** Problem description **
Work out the number of lines in the records that include the word "tidak"; reply with that number alone.

Lines of data
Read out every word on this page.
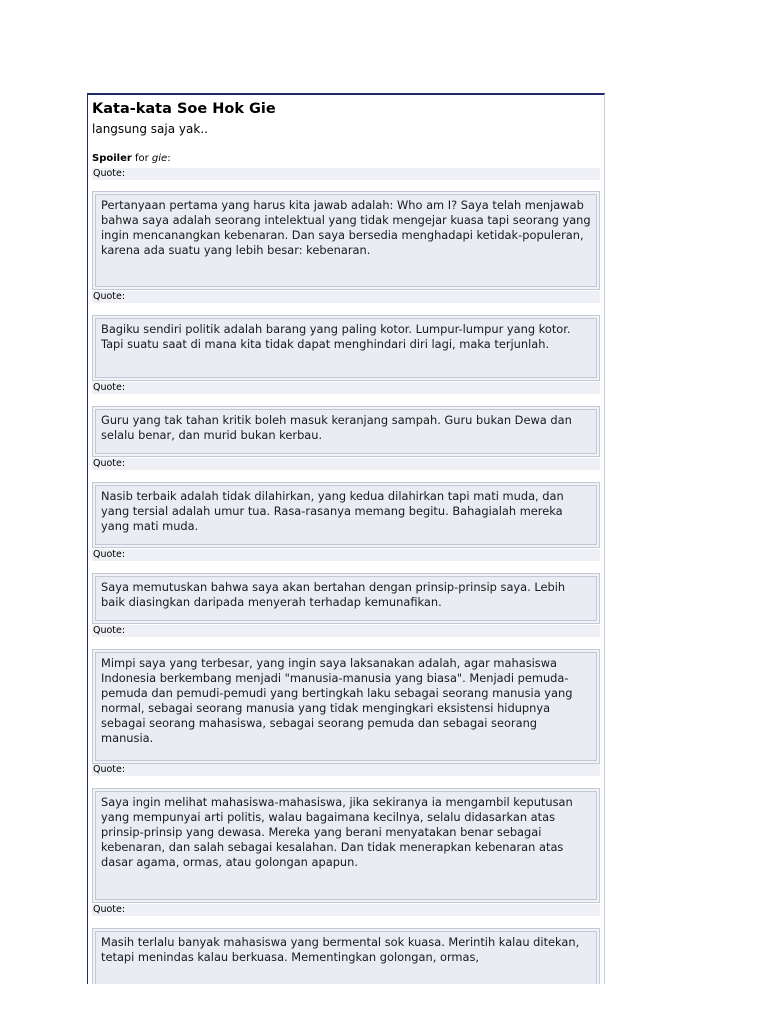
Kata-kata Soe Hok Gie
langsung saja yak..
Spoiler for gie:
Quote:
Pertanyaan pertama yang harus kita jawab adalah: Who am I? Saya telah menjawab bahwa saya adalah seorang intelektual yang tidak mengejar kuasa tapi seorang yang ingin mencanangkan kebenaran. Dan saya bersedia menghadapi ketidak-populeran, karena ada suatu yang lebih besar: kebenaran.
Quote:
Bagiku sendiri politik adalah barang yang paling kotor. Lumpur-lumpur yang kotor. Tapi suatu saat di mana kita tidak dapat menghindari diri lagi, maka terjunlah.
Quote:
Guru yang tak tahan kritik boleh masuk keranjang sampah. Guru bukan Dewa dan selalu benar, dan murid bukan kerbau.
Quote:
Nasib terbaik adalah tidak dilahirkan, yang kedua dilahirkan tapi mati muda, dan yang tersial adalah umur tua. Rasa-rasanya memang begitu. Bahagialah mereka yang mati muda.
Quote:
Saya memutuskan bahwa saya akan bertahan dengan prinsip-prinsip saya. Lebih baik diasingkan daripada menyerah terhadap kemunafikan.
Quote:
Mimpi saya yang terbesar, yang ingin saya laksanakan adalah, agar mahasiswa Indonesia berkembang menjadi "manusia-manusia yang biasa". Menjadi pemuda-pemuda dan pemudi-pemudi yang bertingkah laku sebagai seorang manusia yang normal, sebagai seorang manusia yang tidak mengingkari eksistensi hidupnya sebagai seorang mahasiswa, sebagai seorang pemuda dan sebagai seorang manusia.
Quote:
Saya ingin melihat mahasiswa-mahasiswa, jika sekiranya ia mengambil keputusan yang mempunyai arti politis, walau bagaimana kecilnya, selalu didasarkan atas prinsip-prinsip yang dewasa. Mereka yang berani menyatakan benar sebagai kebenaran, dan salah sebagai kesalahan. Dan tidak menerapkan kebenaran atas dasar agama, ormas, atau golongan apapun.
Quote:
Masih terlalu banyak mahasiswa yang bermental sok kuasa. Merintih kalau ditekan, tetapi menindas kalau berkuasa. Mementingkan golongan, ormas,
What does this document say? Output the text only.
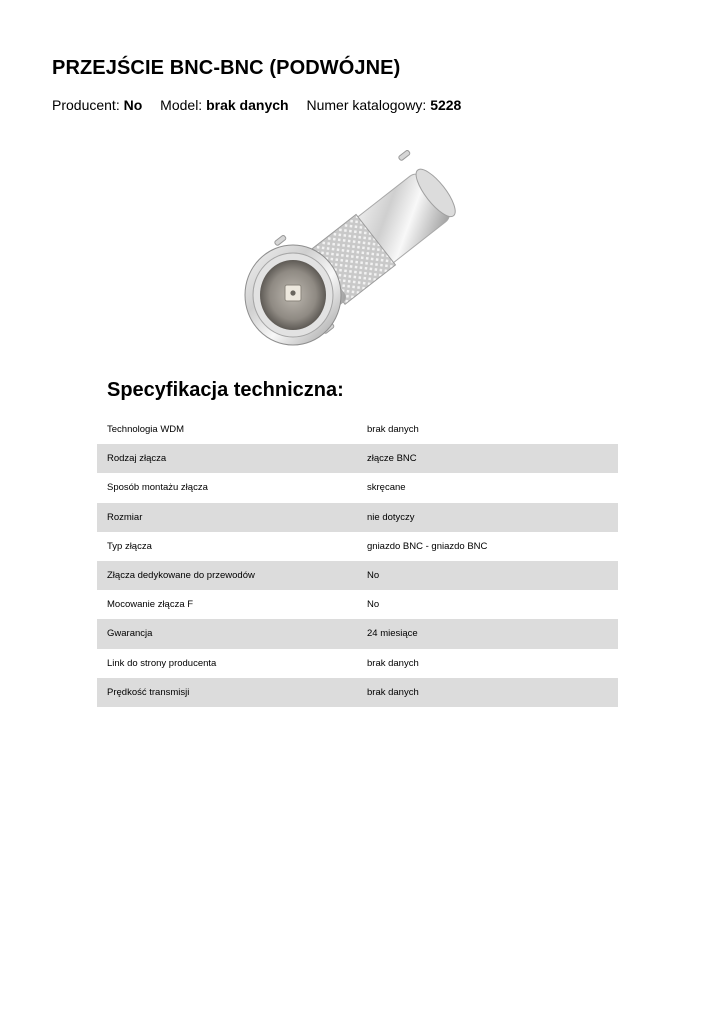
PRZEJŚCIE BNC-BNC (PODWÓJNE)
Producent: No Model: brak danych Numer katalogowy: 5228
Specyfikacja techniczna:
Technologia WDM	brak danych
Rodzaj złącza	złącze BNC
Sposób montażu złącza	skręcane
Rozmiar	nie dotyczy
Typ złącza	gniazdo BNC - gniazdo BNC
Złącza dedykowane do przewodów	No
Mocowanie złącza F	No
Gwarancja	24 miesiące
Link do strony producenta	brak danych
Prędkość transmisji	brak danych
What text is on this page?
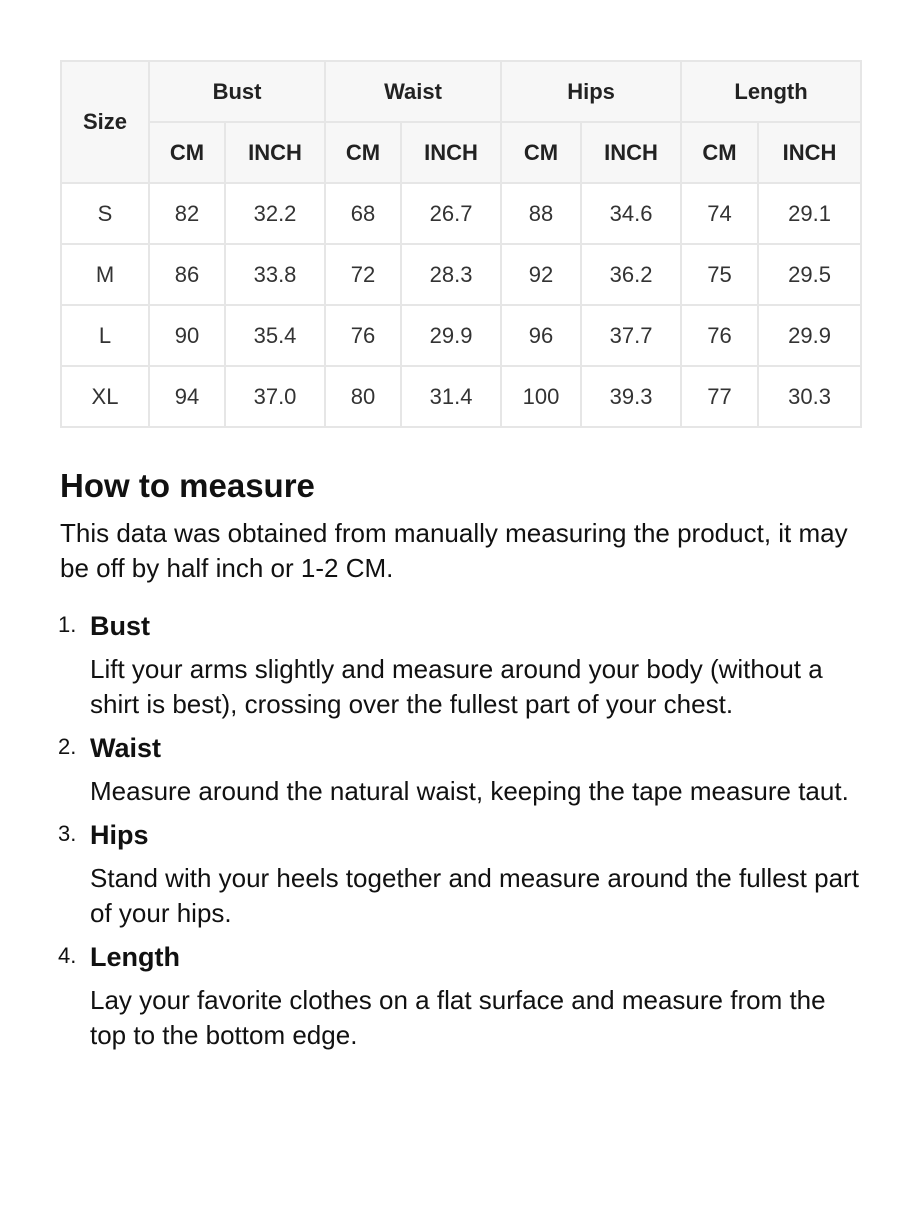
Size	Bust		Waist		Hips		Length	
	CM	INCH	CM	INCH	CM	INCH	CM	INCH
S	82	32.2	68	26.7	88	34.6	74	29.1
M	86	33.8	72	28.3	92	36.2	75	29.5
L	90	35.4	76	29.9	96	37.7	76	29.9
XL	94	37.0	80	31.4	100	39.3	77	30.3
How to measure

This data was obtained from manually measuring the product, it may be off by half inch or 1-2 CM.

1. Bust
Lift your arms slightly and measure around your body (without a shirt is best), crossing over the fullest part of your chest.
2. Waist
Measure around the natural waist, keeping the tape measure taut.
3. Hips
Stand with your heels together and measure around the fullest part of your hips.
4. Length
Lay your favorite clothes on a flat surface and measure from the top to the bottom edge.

==

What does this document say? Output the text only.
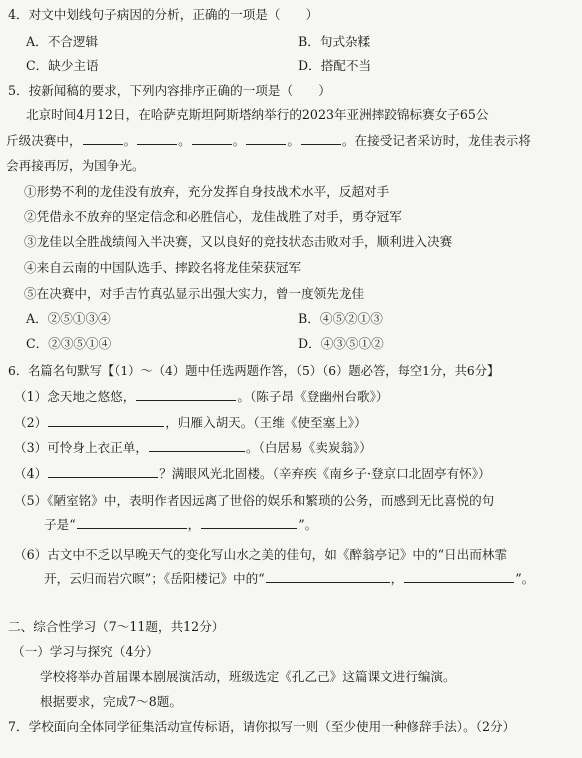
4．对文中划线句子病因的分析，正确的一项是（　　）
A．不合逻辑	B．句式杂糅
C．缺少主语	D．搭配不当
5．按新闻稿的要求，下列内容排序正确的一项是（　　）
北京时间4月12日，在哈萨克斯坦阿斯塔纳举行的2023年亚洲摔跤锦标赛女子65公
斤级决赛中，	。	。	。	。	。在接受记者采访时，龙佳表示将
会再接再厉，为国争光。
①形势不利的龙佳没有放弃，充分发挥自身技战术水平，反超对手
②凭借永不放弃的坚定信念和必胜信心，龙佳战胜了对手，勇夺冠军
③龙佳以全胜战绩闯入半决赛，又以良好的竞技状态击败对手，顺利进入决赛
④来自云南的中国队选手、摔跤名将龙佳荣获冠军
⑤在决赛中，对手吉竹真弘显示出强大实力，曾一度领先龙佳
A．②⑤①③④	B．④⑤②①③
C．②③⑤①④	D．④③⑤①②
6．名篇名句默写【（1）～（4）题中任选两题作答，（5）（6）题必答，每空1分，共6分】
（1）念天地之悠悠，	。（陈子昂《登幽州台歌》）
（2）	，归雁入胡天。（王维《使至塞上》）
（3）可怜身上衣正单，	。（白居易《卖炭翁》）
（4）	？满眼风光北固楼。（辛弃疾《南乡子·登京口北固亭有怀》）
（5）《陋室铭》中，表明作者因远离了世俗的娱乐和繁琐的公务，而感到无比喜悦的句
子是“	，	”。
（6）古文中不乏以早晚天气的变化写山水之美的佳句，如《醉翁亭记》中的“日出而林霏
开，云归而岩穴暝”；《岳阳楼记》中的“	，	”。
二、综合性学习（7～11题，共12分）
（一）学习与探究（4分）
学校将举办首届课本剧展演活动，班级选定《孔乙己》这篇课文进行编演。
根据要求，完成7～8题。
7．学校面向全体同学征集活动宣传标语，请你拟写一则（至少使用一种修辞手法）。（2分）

** Response **
5